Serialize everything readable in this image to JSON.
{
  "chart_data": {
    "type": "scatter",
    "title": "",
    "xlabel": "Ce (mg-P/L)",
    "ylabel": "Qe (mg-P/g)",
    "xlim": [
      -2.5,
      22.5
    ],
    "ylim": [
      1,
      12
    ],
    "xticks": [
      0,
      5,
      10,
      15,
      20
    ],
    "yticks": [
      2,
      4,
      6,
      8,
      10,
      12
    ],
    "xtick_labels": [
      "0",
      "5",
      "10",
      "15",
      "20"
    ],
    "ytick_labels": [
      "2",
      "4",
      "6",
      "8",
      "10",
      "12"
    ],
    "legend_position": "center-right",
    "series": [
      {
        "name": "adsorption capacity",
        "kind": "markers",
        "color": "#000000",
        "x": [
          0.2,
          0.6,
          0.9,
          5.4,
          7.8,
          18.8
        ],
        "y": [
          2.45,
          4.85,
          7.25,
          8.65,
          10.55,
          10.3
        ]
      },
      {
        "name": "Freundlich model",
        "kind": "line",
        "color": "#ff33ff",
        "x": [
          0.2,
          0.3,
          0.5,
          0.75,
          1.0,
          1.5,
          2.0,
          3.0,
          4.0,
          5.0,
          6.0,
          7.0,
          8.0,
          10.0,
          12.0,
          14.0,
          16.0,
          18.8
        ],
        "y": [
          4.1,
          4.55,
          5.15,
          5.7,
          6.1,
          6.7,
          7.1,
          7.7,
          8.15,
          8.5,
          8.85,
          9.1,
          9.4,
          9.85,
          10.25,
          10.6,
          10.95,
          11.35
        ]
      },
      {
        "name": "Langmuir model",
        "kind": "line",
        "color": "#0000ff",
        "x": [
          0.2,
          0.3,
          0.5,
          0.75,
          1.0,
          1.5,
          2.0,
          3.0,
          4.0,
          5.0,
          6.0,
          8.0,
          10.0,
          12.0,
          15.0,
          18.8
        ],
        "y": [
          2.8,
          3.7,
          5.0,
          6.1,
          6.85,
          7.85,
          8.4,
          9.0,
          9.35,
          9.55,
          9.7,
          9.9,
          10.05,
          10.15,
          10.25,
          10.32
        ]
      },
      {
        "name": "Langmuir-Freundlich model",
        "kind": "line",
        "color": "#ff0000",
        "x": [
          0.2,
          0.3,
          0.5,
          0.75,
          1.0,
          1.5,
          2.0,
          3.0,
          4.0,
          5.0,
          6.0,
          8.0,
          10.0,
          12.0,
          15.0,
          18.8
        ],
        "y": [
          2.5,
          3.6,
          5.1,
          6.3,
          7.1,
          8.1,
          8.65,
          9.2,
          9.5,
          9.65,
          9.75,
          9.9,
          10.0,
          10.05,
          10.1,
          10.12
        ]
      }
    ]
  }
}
□ □ □ □
Report how many lines of the entries hold the string "name". Provide the number alone.

4